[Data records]
╔══

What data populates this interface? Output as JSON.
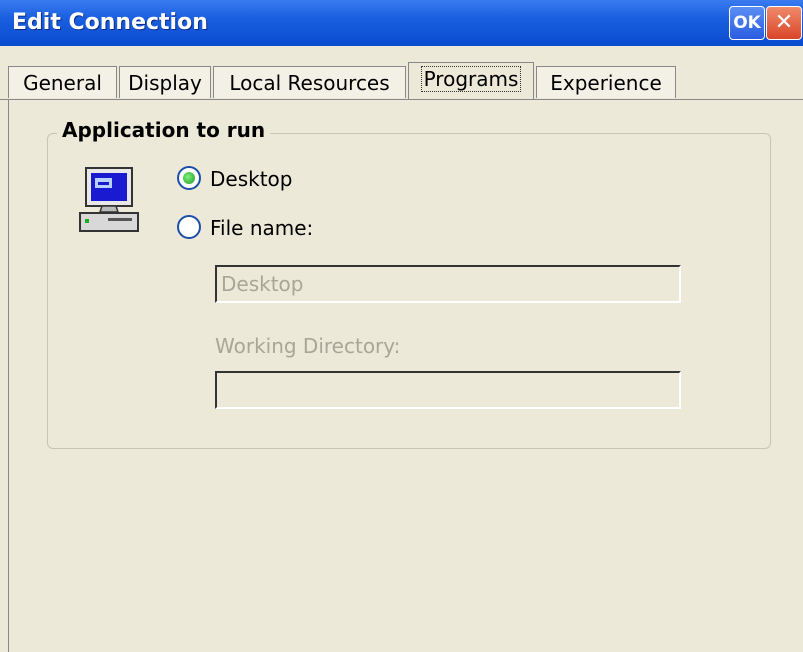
{
  "window": {
    "title": "Edit Connection",
    "ok_label": "OK",
    "close_glyph": "✕"
  },
  "tabs": [
    {
      "label": "General",
      "active": false
    },
    {
      "label": "Display",
      "active": false
    },
    {
      "label": "Local Resources",
      "active": false
    },
    {
      "label": "Programs",
      "active": true
    },
    {
      "label": "Experience",
      "active": false
    }
  ],
  "programs": {
    "group_title": "Application to run",
    "icon": "computer-icon",
    "radio_desktop": {
      "label": "Desktop",
      "checked": true
    },
    "radio_file": {
      "label": "File name:",
      "checked": false
    },
    "file_name_value": "Desktop",
    "working_dir_label": "Working Directory:",
    "working_dir_value": ""
  },
  "colors": {
    "titlebar": "#1a5fe0",
    "background": "#ece9d8",
    "disabled_text": "#a8a699"
  }
}
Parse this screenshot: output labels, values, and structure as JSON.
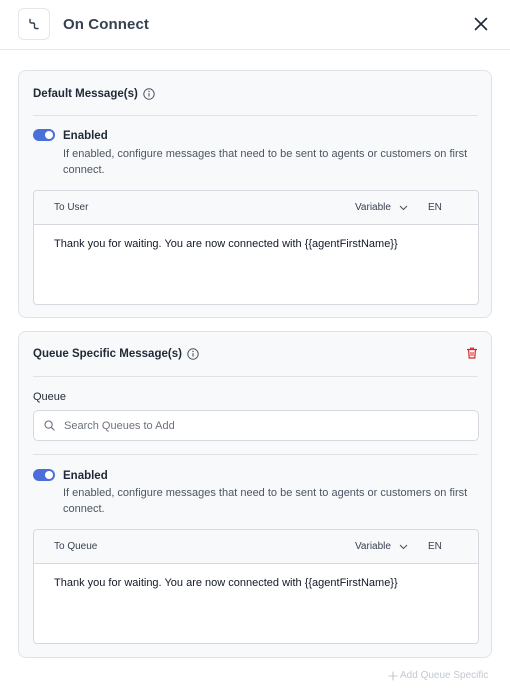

╚══

The problem: Filter the entries above down to the lines containing the word "this".

Written solution:
What data populates this interface? Output as JSON.
Parse this screenshot: output labels, values, and structure as JSON.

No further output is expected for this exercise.